[Start DATA PROVIDED]
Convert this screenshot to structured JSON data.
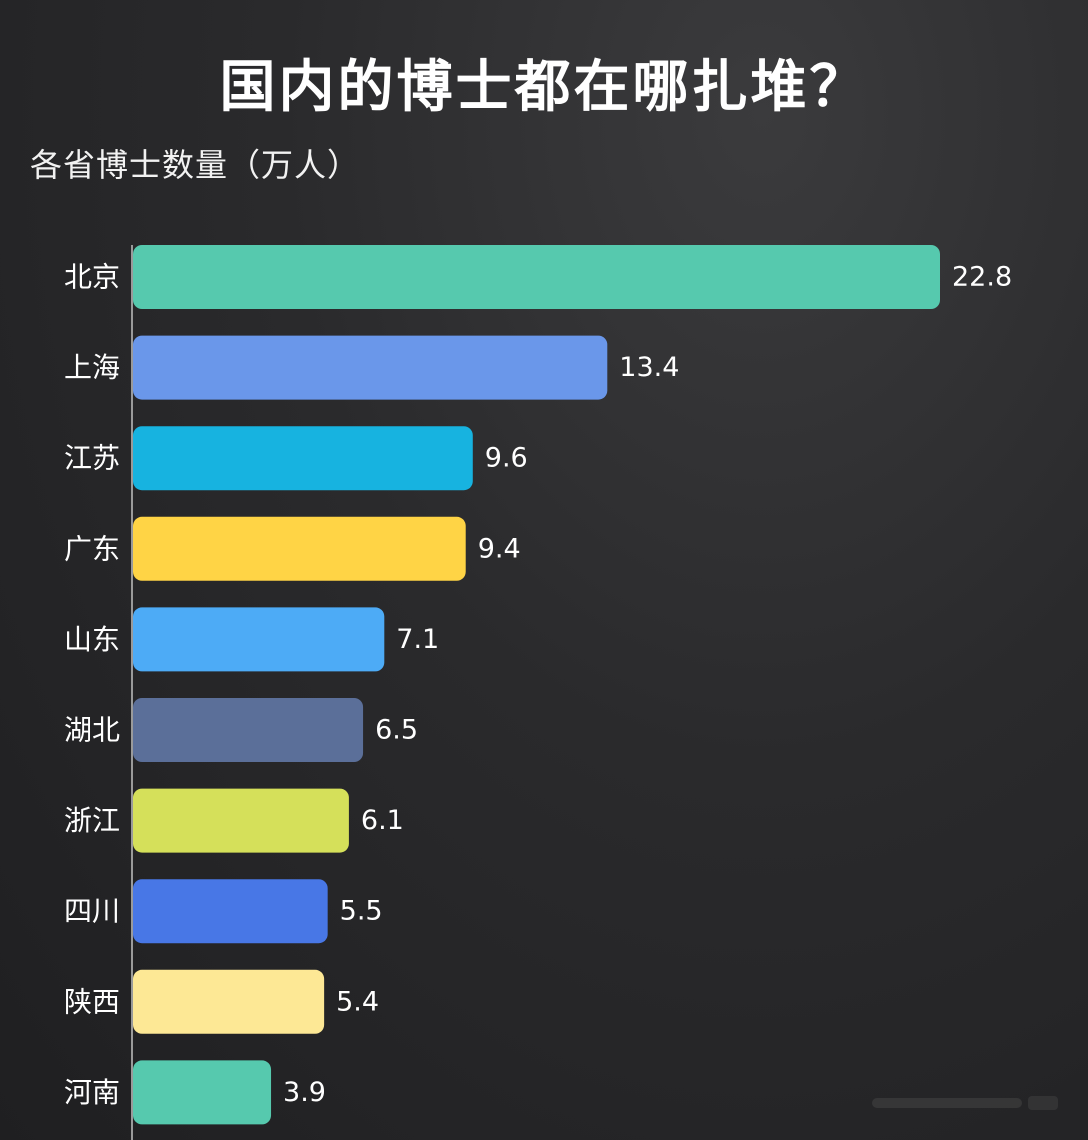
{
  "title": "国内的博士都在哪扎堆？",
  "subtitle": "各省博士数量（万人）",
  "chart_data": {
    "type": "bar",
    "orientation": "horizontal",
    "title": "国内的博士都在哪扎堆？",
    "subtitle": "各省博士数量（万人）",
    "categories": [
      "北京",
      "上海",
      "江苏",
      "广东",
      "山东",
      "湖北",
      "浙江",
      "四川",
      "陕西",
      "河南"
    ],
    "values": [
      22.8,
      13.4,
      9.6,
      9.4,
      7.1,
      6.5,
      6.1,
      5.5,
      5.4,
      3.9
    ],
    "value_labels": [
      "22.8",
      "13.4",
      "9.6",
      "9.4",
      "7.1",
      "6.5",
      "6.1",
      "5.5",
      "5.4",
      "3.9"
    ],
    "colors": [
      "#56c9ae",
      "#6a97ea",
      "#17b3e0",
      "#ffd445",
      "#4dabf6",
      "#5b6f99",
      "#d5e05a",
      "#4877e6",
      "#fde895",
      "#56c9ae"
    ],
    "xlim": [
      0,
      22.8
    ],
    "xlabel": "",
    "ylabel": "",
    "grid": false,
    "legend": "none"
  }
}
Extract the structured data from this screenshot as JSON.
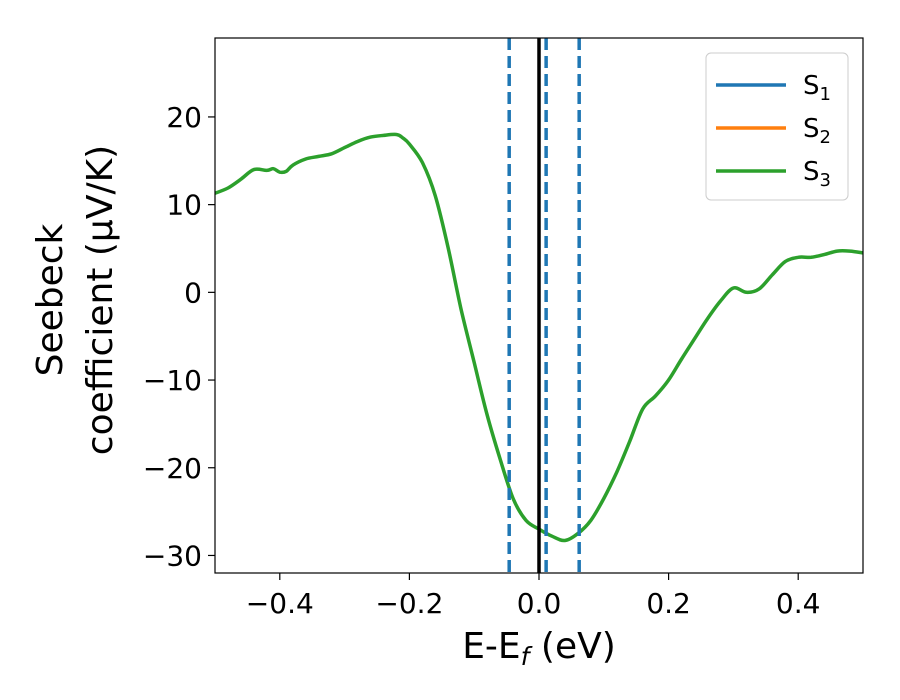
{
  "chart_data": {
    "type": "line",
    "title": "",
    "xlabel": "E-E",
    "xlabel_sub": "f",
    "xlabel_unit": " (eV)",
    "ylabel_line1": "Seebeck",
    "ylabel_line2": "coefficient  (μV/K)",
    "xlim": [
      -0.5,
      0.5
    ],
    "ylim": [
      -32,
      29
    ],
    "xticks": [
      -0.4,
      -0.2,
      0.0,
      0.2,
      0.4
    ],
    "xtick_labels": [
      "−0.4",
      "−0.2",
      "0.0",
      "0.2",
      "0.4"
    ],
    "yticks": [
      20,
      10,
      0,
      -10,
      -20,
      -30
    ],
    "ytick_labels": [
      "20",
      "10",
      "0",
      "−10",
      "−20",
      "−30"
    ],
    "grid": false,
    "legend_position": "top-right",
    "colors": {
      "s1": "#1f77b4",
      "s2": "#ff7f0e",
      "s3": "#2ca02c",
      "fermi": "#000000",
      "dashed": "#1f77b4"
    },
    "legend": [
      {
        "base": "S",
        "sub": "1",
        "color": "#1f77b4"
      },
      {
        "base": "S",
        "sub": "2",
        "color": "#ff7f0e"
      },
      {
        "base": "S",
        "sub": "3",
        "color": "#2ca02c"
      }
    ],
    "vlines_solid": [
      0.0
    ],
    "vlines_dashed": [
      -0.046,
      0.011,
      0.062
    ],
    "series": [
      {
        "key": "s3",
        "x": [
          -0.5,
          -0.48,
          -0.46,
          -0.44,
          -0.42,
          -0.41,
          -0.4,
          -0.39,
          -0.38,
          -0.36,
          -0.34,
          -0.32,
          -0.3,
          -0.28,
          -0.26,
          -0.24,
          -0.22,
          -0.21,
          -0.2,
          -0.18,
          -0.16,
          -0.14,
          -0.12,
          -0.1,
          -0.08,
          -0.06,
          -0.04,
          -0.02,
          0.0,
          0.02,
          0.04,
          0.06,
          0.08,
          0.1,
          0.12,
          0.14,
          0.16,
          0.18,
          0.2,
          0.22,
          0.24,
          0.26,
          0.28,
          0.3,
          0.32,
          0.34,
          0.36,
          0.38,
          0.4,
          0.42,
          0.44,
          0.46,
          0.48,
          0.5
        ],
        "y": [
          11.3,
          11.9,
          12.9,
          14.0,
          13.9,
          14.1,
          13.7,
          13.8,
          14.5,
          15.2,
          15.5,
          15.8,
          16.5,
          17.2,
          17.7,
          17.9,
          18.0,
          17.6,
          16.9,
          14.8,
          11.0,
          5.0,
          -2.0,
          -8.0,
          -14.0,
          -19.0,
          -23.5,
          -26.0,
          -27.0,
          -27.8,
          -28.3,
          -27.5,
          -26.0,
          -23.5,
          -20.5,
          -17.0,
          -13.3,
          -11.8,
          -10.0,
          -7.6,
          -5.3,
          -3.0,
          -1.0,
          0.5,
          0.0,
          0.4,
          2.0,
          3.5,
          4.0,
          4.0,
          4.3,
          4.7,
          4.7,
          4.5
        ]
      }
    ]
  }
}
[End DATA PROVIDED]
[Start DATA PROVIDED]
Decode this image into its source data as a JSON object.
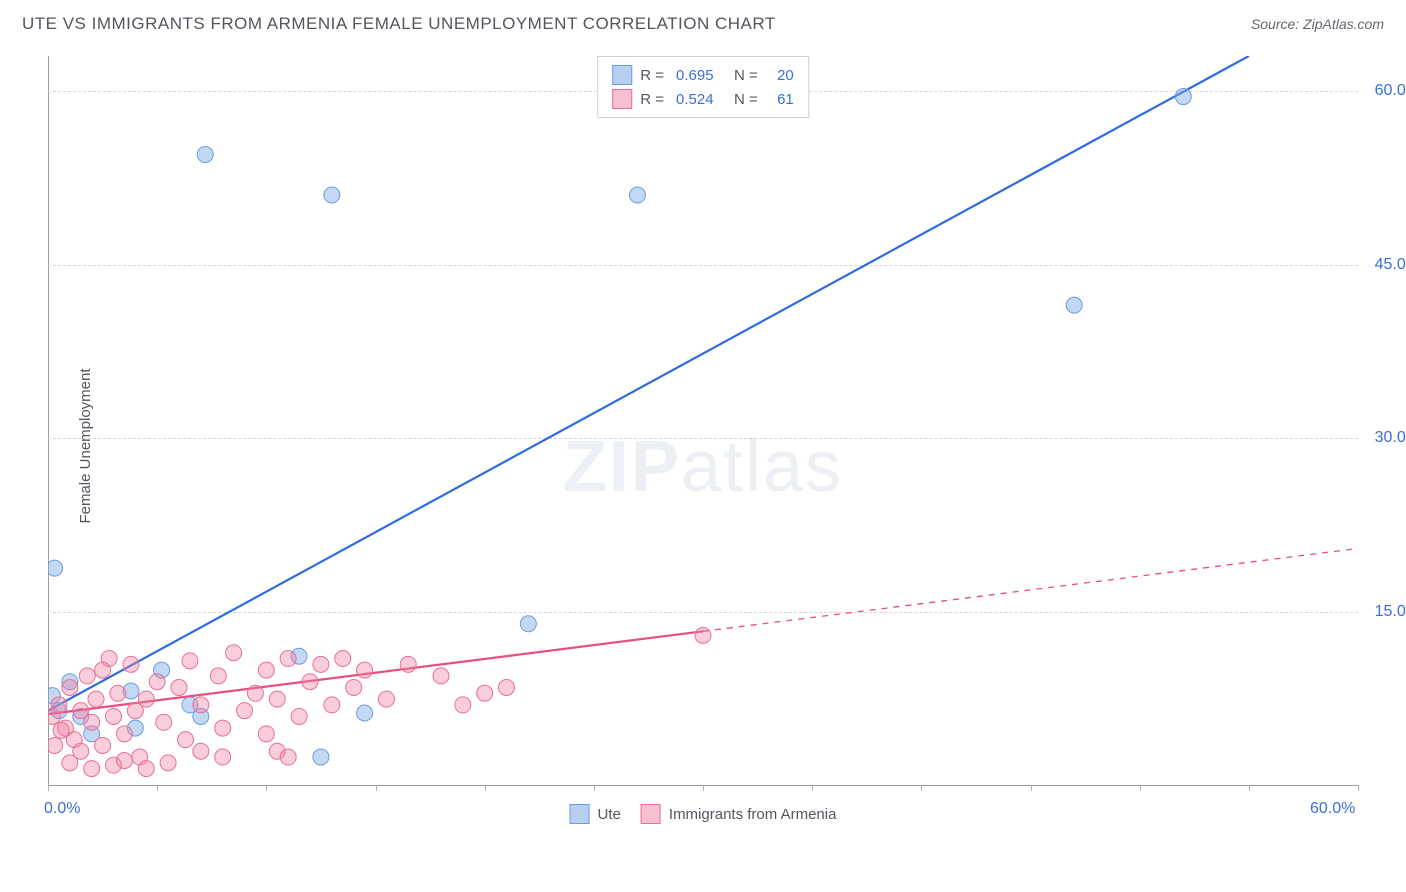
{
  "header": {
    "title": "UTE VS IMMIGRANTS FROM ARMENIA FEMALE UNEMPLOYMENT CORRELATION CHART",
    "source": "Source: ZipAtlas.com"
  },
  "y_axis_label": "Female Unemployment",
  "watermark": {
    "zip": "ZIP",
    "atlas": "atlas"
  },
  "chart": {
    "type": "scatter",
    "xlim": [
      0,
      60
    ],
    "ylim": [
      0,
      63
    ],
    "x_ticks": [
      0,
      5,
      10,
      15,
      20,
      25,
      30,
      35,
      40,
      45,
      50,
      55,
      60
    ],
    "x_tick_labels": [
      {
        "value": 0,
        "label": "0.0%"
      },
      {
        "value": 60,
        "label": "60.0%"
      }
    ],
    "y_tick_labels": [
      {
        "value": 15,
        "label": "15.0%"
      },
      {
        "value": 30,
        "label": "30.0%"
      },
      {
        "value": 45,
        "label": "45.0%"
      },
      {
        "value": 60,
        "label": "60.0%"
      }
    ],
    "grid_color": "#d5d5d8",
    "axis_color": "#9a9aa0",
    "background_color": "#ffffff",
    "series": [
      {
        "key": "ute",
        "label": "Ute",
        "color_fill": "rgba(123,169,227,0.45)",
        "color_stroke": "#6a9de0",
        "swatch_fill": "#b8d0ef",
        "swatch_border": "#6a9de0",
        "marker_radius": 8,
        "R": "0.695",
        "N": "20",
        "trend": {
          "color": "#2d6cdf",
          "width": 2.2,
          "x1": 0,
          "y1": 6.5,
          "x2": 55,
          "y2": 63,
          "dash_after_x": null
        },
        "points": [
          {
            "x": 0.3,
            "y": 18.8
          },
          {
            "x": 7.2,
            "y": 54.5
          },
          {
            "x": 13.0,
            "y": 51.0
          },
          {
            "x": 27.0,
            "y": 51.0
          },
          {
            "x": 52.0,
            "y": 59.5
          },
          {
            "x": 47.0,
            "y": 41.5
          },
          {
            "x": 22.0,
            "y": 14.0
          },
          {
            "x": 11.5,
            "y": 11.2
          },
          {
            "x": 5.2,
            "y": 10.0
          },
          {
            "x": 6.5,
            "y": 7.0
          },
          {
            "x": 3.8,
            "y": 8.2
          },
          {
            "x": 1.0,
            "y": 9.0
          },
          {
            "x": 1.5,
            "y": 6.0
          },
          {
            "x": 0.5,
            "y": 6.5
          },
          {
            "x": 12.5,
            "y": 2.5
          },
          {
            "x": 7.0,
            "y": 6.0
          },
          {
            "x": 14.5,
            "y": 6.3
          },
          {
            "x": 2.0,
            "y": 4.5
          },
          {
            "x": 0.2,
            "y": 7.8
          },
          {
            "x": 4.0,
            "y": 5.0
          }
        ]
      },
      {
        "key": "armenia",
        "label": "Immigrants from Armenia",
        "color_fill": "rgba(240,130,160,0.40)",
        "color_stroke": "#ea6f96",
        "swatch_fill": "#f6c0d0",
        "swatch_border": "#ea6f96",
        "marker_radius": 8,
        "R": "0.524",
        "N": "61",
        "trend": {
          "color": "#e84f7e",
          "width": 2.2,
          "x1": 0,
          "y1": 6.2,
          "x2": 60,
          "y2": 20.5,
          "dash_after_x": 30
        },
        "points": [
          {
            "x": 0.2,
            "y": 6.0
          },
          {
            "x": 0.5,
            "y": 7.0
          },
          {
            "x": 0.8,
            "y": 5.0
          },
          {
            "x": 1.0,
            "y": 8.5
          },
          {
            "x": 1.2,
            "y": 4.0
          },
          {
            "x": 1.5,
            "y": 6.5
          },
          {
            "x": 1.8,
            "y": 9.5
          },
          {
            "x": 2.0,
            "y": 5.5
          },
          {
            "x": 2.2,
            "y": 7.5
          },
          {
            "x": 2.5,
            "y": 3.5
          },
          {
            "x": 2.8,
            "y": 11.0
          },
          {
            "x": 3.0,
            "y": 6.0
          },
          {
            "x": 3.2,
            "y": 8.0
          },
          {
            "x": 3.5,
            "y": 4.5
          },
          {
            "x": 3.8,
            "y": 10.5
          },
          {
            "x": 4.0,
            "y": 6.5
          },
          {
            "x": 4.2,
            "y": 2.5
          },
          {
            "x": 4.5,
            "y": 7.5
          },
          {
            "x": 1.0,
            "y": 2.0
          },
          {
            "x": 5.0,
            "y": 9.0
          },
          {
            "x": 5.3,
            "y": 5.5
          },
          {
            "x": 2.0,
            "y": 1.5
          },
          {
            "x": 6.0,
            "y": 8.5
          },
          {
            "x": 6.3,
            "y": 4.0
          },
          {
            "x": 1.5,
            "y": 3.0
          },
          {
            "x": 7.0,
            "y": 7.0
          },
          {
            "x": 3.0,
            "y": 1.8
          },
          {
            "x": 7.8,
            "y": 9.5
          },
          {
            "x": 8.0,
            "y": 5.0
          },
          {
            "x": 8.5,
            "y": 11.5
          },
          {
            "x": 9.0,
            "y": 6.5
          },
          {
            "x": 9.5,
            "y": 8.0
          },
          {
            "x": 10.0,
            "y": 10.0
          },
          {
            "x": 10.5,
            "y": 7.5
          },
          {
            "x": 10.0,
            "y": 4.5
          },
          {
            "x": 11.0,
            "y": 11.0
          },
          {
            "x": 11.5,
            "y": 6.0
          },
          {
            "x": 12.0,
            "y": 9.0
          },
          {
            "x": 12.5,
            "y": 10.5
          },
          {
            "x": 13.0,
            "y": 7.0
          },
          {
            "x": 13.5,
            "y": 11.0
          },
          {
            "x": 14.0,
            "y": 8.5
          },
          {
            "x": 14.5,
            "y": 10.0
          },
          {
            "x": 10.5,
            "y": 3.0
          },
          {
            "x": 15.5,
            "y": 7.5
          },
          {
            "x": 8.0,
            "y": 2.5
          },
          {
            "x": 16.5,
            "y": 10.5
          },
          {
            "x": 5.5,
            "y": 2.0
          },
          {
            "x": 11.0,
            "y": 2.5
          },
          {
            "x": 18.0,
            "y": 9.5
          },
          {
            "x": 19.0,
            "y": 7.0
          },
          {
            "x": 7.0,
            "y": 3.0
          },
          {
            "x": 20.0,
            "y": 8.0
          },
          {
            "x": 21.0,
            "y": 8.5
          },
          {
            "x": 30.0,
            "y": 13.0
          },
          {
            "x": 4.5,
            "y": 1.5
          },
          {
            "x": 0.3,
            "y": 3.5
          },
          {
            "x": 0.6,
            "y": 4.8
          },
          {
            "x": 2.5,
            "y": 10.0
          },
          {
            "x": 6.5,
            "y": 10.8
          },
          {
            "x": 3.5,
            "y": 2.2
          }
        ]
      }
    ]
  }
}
[End DATA PROVIDED]
### EXERCISE
Among the entries above, how many lines include the word "JSON"? Give the number with no comment.

### RESULT
3